- Work to be completed -
Lines containing the string "mudar" are to be collected in full.

- Dataset records -

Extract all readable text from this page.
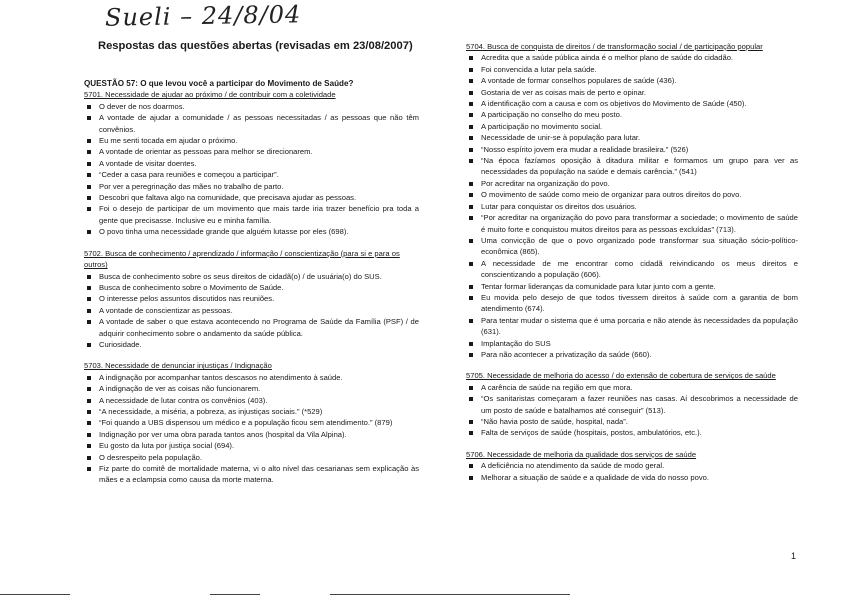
Sueli – 24/8/04
Respostas das questões abertas (revisadas em 23/08/2007)
QUESTÃO 57: O que levou você a participar do Movimento de Saúde?
5701. Necessidade de ajudar ao próximo / de contribuir com a coletividade
O dever de nos doarmos.
A vontade de ajudar a comunidade / as pessoas necessitadas / as pessoas que não têm convênios.
Eu me senti tocada em ajudar o próximo.
A vontade de orientar as pessoas para melhor se direcionarem.
A vontade de visitar doentes.
“Ceder a casa para reuniões e começou a participar”.
Por ver a peregrinação das mães no trabalho de parto.
Descobri que faltava algo na comunidade, que precisava ajudar as pessoas.
Foi o desejo de participar de um movimento que mais tarde iria trazer benefício pra toda a gente que precisasse. Inclusive eu e minha família.
O povo tinha uma necessidade grande que alguém lutasse por eles (698).
5702. Busca de conhecimento / aprendizado / informação / conscientização (para si e para os outros)
Busca de conhecimento sobre os seus direitos de cidadã(o) / de usuária(o) do SUS.
Busca de conhecimento sobre o Movimento de Saúde.
O interesse pelos assuntos discutidos nas reuniões.
A vontade de conscientizar as pessoas.
A vontade de saber o que estava acontecendo no Programa de Saúde da Família (PSF) / de adquirir conhecimento sobre o andamento da saúde pública.
Curiosidade.
5703. Necessidade de denunciar injustiças / Indignação
A indignação por acompanhar tantos descasos no atendimento à saúde.
A indignação de ver as coisas não funcionarem.
A necessidade de lutar contra os convênios (403).
“A necessidade, a miséria, a pobreza, as injustiças sociais.” (*529)
“Foi quando a UBS dispensou um médico e a população ficou sem atendimento.” (879)
Indignação por ver uma obra parada tantos anos (hospital da Vila Alpina).
Eu gosto da luta por justiça social (694).
O desrespeito pela população.
Fiz parte do comitê de mortalidade materna, vi o alto nível das cesarianas sem explicação às mães e a eclampsia como causa da morte materna.
5704. Busca de conquista de direitos / de transformação social / de participação popular
Acredita que a saúde pública ainda é o melhor plano de saúde do cidadão.
Foi convencida a lutar pela saúde.
A vontade de formar conselhos populares de saúde (436).
Gostaria de ver as coisas mais de perto e opinar.
A identificação com a causa e com os objetivos do Movimento de Saúde (450).
A participação no conselho do meu posto.
A participação no movimento social.
Necessidade de unir-se à população para lutar.
“Nosso espírito jovem era mudar a realidade brasileira.” (526)
“Na época fazíamos oposição à ditadura militar e formamos um grupo para ver as necessidades da população na saúde e demais carência.” (541)
Por acreditar na organização do povo.
O movimento de saúde como meio de organizar para outros direitos do povo.
Lutar para conquistar os direitos dos usuários.
“Por acreditar na organização do povo para transformar a sociedade; o movimento de saúde é muito forte e conquistou muitos direitos para as pessoas excluídas” (713).
Uma convicção de que o povo organizado pode transformar sua situação sócio-político-econômica (865).
A necessidade de me encontrar como cidadã reivindicando os meus direitos e conscientizando a população (606).
Tentar formar lideranças da comunidade para lutar junto com a gente.
Eu movida pelo desejo de que todos tivessem direitos à saúde com a garantia de bom atendimento (674).
Para tentar mudar o sistema que é uma porcaria e não atende às necessidades da população (631).
Implantação do SUS
Para não acontecer a privatização da saúde (660).
5705. Necessidade de melhoria do acesso / do extensão de cobertura de serviços de saúde
A carência de saúde na região em que mora.
“Os sanitaristas começaram a fazer reuniões nas casas. Aí descobrimos a necessidade de um posto de saúde e batalhamos até conseguir” (513).
“Não havia posto de saúde, hospital, nada”.
Falta de serviços de saúde (hospitais, postos, ambulatórios, etc.).
5706. Necessidade de melhoria da qualidade dos serviços de saúde
A deficiência no atendimento da saúde de modo geral.
Melhorar a situação de saúde e a qualidade de vida do nosso povo.
1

- Result below -
“Nosso espírito jovem era mudar a realidade brasileira.” (526)
Para tentar mudar o sistema que é uma porcaria e não atende às necessidades da população (631).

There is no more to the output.